• **Given instruction**:
Your task is to transcribe, word for word, the line containing "Output a JSON" and all lines that follow it to the end of the entries. Leave out the pictures.

• **Chart and figure data**:
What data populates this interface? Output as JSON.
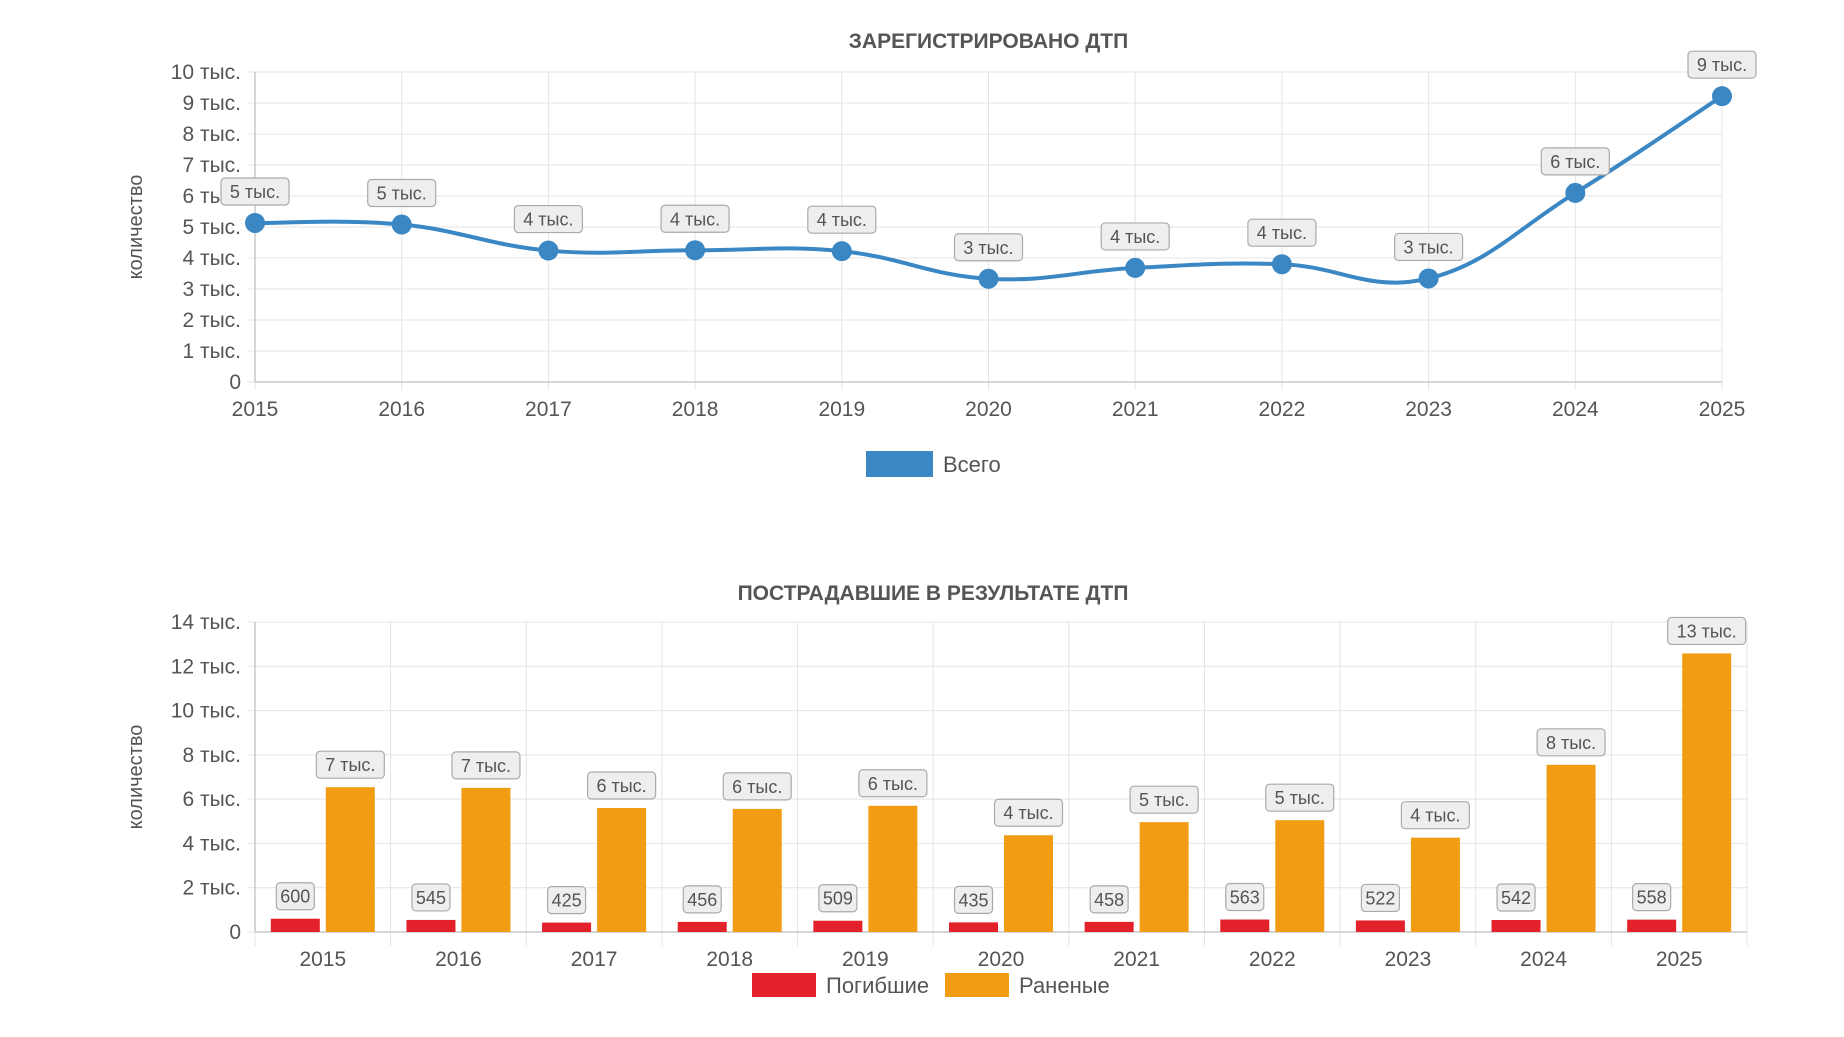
{
  "chart_data": [
    {
      "type": "line",
      "title": "ЗАРЕГИСТРИРОВАНО ДТП",
      "ylabel": "количество",
      "ylim": [
        0,
        10000
      ],
      "yticks": [
        {
          "value": 0,
          "label": "0"
        },
        {
          "value": 1000,
          "label": "1 тыс."
        },
        {
          "value": 2000,
          "label": "2 тыс."
        },
        {
          "value": 3000,
          "label": "3 тыс."
        },
        {
          "value": 4000,
          "label": "4 тыс."
        },
        {
          "value": 5000,
          "label": "5 тыс."
        },
        {
          "value": 6000,
          "label": "6 тыс."
        },
        {
          "value": 7000,
          "label": "7 тыс."
        },
        {
          "value": 8000,
          "label": "8 тыс."
        },
        {
          "value": 9000,
          "label": "9 тыс."
        },
        {
          "value": 10000,
          "label": "10 тыс."
        }
      ],
      "categories": [
        "2015",
        "2016",
        "2017",
        "2018",
        "2019",
        "2020",
        "2021",
        "2022",
        "2023",
        "2024",
        "2025"
      ],
      "series": [
        {
          "name": "Всего",
          "color": "#3a87c4",
          "values": [
            5130,
            5080,
            4240,
            4250,
            4220,
            3330,
            3680,
            3800,
            3340,
            6100,
            9220
          ],
          "labels": [
            "5 тыс.",
            "5 тыс.",
            "4 тыс.",
            "4 тыс.",
            "4 тыс.",
            "3 тыс.",
            "4 тыс.",
            "4 тыс.",
            "3 тыс.",
            "6 тыс.",
            "9 тыс."
          ]
        }
      ],
      "grid": true,
      "legend": "bottom"
    },
    {
      "type": "bar",
      "title": "ПОСТРАДАВШИЕ В РЕЗУЛЬТАТЕ ДТП",
      "ylabel": "количество",
      "ylim": [
        0,
        14000
      ],
      "yticks": [
        {
          "value": 0,
          "label": "0"
        },
        {
          "value": 2000,
          "label": "2 тыс."
        },
        {
          "value": 4000,
          "label": "4 тыс."
        },
        {
          "value": 6000,
          "label": "6 тыс."
        },
        {
          "value": 8000,
          "label": "8 тыс."
        },
        {
          "value": 10000,
          "label": "10 тыс."
        },
        {
          "value": 12000,
          "label": "12 тыс."
        },
        {
          "value": 14000,
          "label": "14 тыс."
        }
      ],
      "categories": [
        "2015",
        "2016",
        "2017",
        "2018",
        "2019",
        "2020",
        "2021",
        "2022",
        "2023",
        "2024",
        "2025"
      ],
      "series": [
        {
          "name": "Погибшие",
          "color": "#e3212b",
          "values": [
            600,
            545,
            425,
            456,
            509,
            435,
            458,
            563,
            522,
            542,
            558
          ],
          "labels": [
            "600",
            "545",
            "425",
            "456",
            "509",
            "435",
            "458",
            "563",
            "522",
            "542",
            "558"
          ]
        },
        {
          "name": "Раненые",
          "color": "#f29c14",
          "values": [
            6540,
            6510,
            5600,
            5560,
            5700,
            4370,
            4960,
            5050,
            4260,
            7550,
            12580
          ],
          "labels": [
            "7 тыс.",
            "7 тыс.",
            "6 тыс.",
            "6 тыс.",
            "6 тыс.",
            "4 тыс.",
            "5 тыс.",
            "5 тыс.",
            "4 тыс.",
            "8 тыс.",
            "13 тыс."
          ]
        }
      ],
      "grid": true,
      "legend": "bottom"
    }
  ]
}
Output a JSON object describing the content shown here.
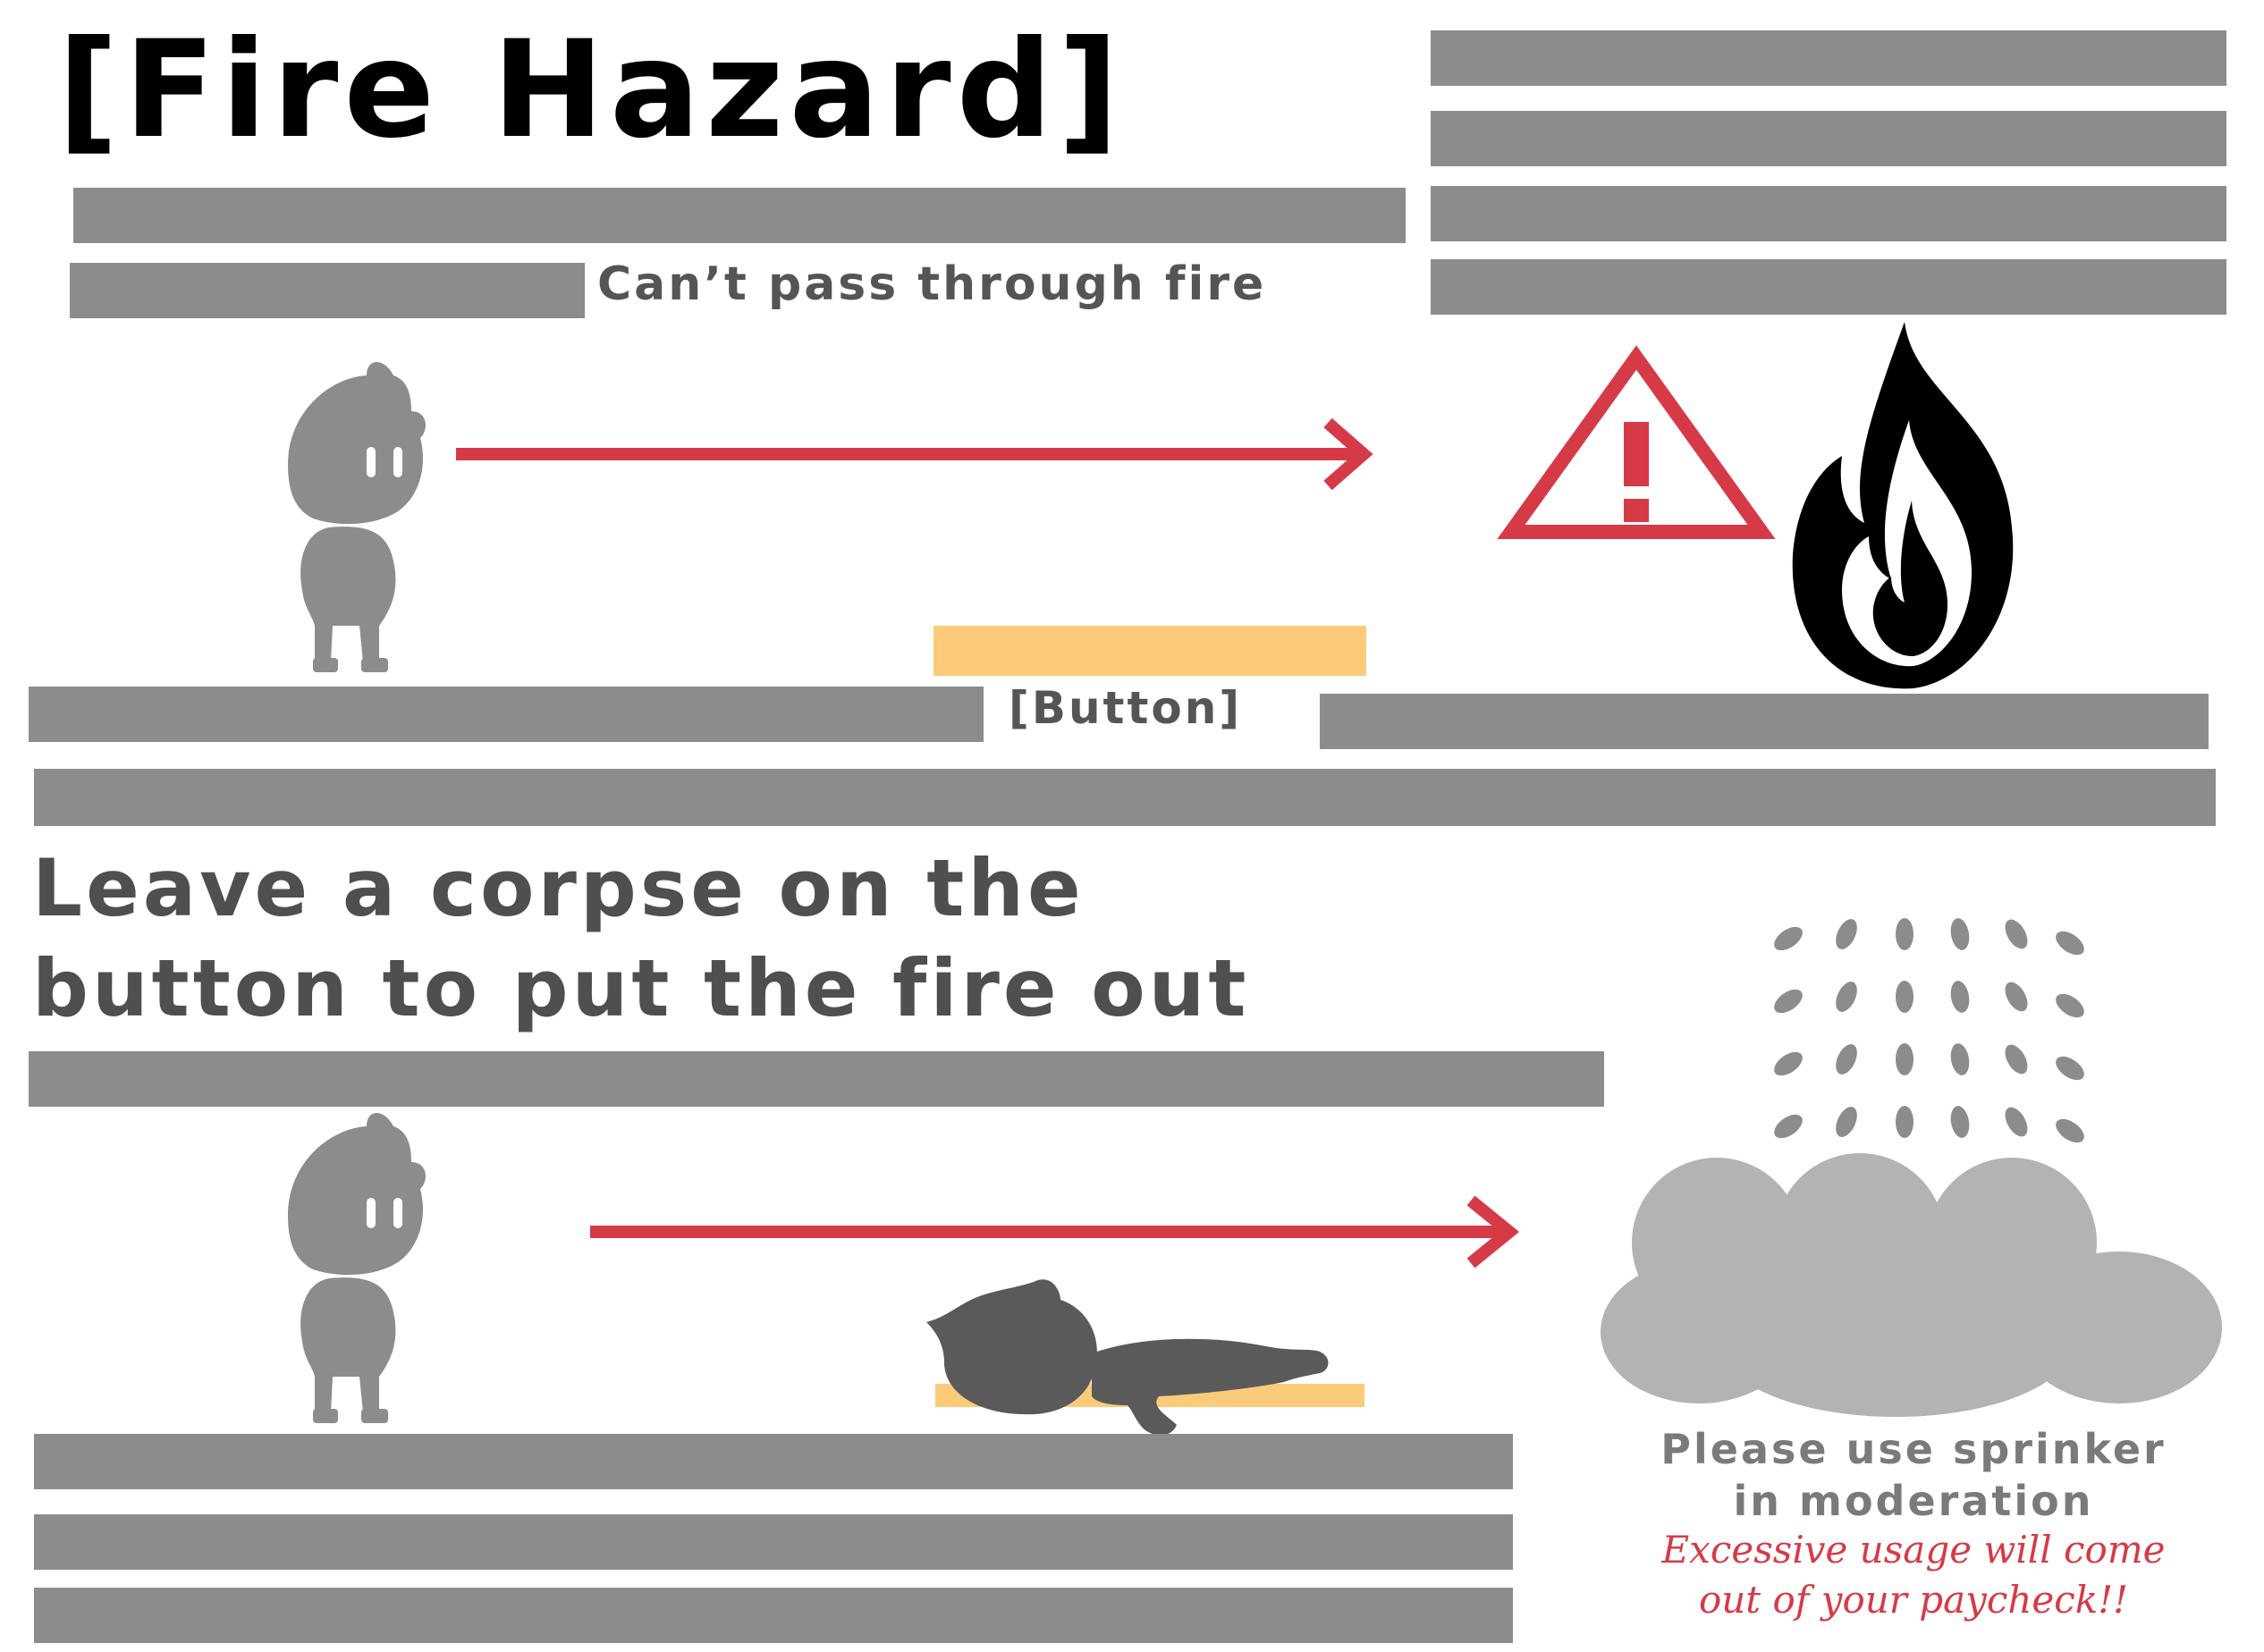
{
  "title": "[Fire Hazard]",
  "subtitle": "Can’t pass through fire",
  "button_label": "[Button]",
  "heading": {
    "line1": "Leave a corpse on the",
    "line2": "button to put the fire out"
  },
  "note": {
    "line1": "Please use sprinker",
    "line2": "in moderation"
  },
  "warning": {
    "line1": "Excessive usage will come",
    "line2": "out of your paycheck!!"
  },
  "warning_sign_glyph": "!",
  "icons": [
    "character-icon",
    "arrow-right-icon",
    "warning-triangle-icon",
    "flame-icon",
    "corpse-icon",
    "water-drops-icon",
    "cloud-icon"
  ],
  "colors": {
    "platform": "#8c8c8c",
    "button_plate": "#fccb79",
    "arrow": "#d63a46",
    "character": "#8c8c8c",
    "corpse": "#5a5a5a",
    "cloud": "#b3b3b3",
    "heading": "#4f4f4f"
  }
}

• **Task result**:
Output a JSON object describing the content shown here.
{
  "title": "[Fire Hazard]",
  "subtitle": "Can’t pass through fire",
  "button_label": "[Button]",
  "heading": {
    "line1": "Leave a corpse on the",
    "line2": "button to put the fire out"
  },
  "note": {
    "line1": "Please use sprinker",
    "line2": "in moderation"
  },
  "warning": {
    "line1": "Excessive usage will come",
    "line2": "out of your paycheck!!"
  },
  "warning_sign_glyph": "!",
  "icons": [
    "character-icon",
    "arrow-right-icon",
    "warning-triangle-icon",
    "flame-icon",
    "corpse-icon",
    "water-drops-icon",
    "cloud-icon"
  ],
  "colors": {
    "platform": "#8c8c8c",
    "button_plate": "#fccb79",
    "arrow": "#d63a46",
    "character": "#8c8c8c",
    "corpse": "#5a5a5a",
    "cloud": "#b3b3b3",
    "heading": "#4f4f4f"
  }
}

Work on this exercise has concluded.